Reproduce every line of the data below without changing anything, and leave the pictures out of your answer.

++++++++++

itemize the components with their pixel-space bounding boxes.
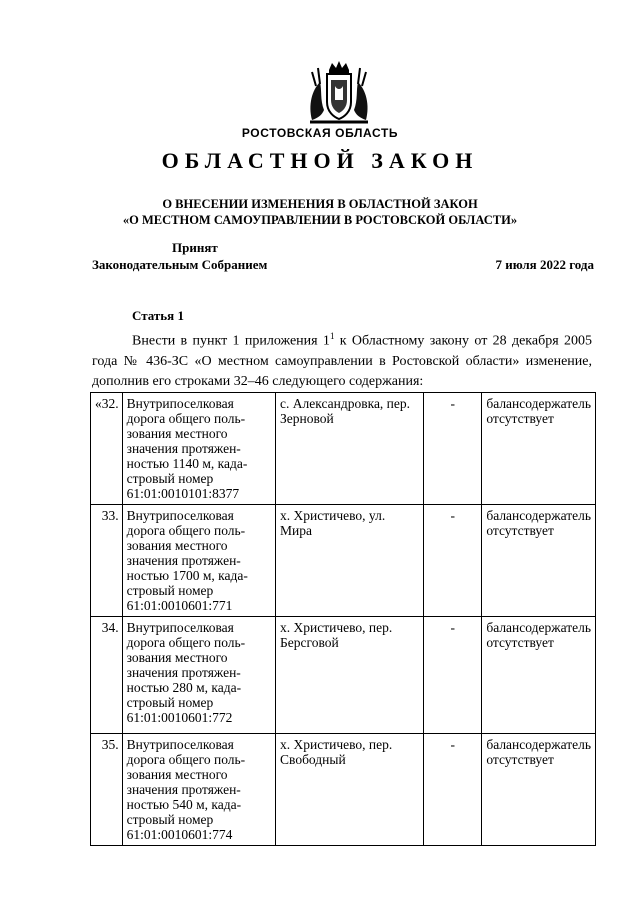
road-description: Внутрипоселковая дорога общего поль-зования местного значения протяжен-ностью 1700 м, када-стровый номер 61:01:0010601:771: [122, 505, 275, 617]
row-number: «32.: [91, 393, 123, 505]
road-location: х. Христичево, пер. Свободный: [276, 734, 424, 846]
road-description: Внутрипоселковая дорога общего поль-зования местного значения протяжен-ностью 540 м, када-стровый номер 61:01:0010601:774: [122, 734, 275, 846]
roads-table: [90, 392, 596, 846]
article-body: [92, 326, 592, 392]
document-subtitle: [0, 196, 640, 228]
article-superscript: 1: [329, 331, 335, 341]
empty-value: -: [424, 505, 482, 617]
table-row: [91, 393, 596, 505]
adoption-date: 7 июля 2022 года: [495, 257, 594, 272]
article-heading: Статья 1: [132, 308, 184, 323]
road-description: Внутрипоселковая дорога общего поль-зования местного значения протяжен-ностью 280 м, када-стровый номер 61:01:0010601:772: [122, 617, 275, 734]
article-text-start: Внести в пункт 1 приложения 1: [132, 333, 330, 349]
table-row: [91, 505, 596, 617]
road-location: с. Александровка, пер. Зерновой: [276, 393, 424, 505]
road-owner: балансодержатель отсутствует: [482, 393, 596, 505]
row-number: 34.: [91, 617, 123, 734]
subtitle-line-1: О ВНЕСЕНИИ ИЗМЕНЕНИЯ В ОБЛАСТНОЙ ЗАКОН: [162, 197, 478, 211]
document-title: ОБЛАСТНОЙ ЗАКОН: [161, 148, 479, 173]
coat-of-arms-icon: [302, 60, 376, 126]
road-description: Внутрипоселковая дорога общего поль-зования местного значения протяжен-ностью 1140 м, када-стровый номер 61:01:0010101:8377: [122, 393, 275, 505]
road-owner: балансодержатель отсутствует: [482, 505, 596, 617]
empty-value: -: [424, 393, 482, 505]
adopted-by: Законодательным Собранием: [92, 257, 268, 272]
empty-value: -: [424, 617, 482, 734]
adopted-label: Принят: [172, 240, 218, 255]
table-row: [91, 734, 596, 846]
row-number: 33.: [91, 505, 123, 617]
road-owner: балансодержатель отсутствует: [482, 617, 596, 734]
road-location: х. Христичево, пер. Берсговой: [276, 617, 424, 734]
road-location: х. Христичево, ул. Мира: [276, 505, 424, 617]
road-owner: балансодержатель отсутствует: [482, 734, 596, 846]
empty-value: -: [424, 734, 482, 846]
table-row: [91, 617, 596, 734]
region-name: РОСТОВСКАЯ ОБЛАСТЬ: [241, 126, 399, 140]
row-number: 35.: [91, 734, 123, 846]
article-text-end: к Областному закону от 28 декабря 2005 года № 436-ЗС «О местном самоуправлении в Ростовской области» изменение, дополнив его строками 32–46 следующего содержания:: [92, 333, 592, 389]
subtitle-line-2: «О МЕСТНОМ САМОУПРАВЛЕНИИ В РОСТОВСКОЙ ОБЛАСТИ»: [122, 213, 518, 227]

++++++++++

Result of this task:
itemize the components with their pixel-space bounding boxes.
road-description: Внутрипоселковая дорога общего поль-зования местного значения протяжен-ностью 1700 м, када-стровый номер 61:01:0010601:771: [122, 505, 275, 617]
row-number: «32.: [91, 393, 123, 505]
road-location: х. Христичево, пер. Свободный: [276, 734, 424, 846]
road-description: Внутрипоселковая дорога общего поль-зования местного значения протяжен-ностью 540 м, када-стровый номер 61:01:0010601:774: [122, 734, 275, 846]
roads-table: [90, 392, 596, 846]
article-body: [92, 326, 592, 392]
document-subtitle: [0, 196, 640, 228]
article-superscript: 1: [329, 331, 335, 341]
empty-value: -: [424, 505, 482, 617]
table-row: [91, 393, 596, 505]
adoption-date: 7 июля 2022 года: [495, 257, 594, 272]
article-heading: Статья 1: [132, 308, 184, 323]
road-description: Внутрипоселковая дорога общего поль-зования местного значения протяжен-ностью 280 м, када-стровый номер 61:01:0010601:772: [122, 617, 275, 734]
article-text-start: Внести в пункт 1 приложения 1: [132, 333, 330, 349]
table-row: [91, 505, 596, 617]
road-location: с. Александровка, пер. Зерновой: [276, 393, 424, 505]
road-owner: балансодержатель отсутствует: [482, 393, 596, 505]
row-number: 34.: [91, 617, 123, 734]
subtitle-line-1: О ВНЕСЕНИИ ИЗМЕНЕНИЯ В ОБЛАСТНОЙ ЗАКОН: [162, 197, 478, 211]
document-title: ОБЛАСТНОЙ ЗАКОН: [161, 148, 479, 173]
coat-of-arms-icon: [302, 60, 376, 126]
road-description: Внутрипоселковая дорога общего поль-зования местного значения протяжен-ностью 1140 м, када-стровый номер 61:01:0010101:8377: [122, 393, 275, 505]
road-owner: балансодержатель отсутствует: [482, 505, 596, 617]
empty-value: -: [424, 393, 482, 505]
adopted-by: Законодательным Собранием: [92, 257, 268, 272]
empty-value: -: [424, 617, 482, 734]
adopted-label: Принят: [172, 240, 218, 255]
table-row: [91, 734, 596, 846]
row-number: 33.: [91, 505, 123, 617]
road-owner: балансодержатель отсутствует: [482, 617, 596, 734]
road-location: х. Христичево, пер. Берсговой: [276, 617, 424, 734]
road-location: х. Христичево, ул. Мира: [276, 505, 424, 617]
road-owner: балансодержатель отсутствует: [482, 734, 596, 846]
empty-value: -: [424, 734, 482, 846]
table-row: [91, 617, 596, 734]
region-name: РОСТОВСКАЯ ОБЛАСТЬ: [241, 126, 399, 140]
row-number: 35.: [91, 734, 123, 846]
article-text-end: к Областному закону от 28 декабря 2005 года № 436-ЗС «О местном самоуправлении в Ростовской области» изменение, дополнив его строками 32–46 следующего содержания:: [92, 333, 592, 389]
subtitle-line-2: «О МЕСТНОМ САМОУПРАВЛЕНИИ В РОСТОВСКОЙ ОБЛАСТИ»: [122, 213, 518, 227]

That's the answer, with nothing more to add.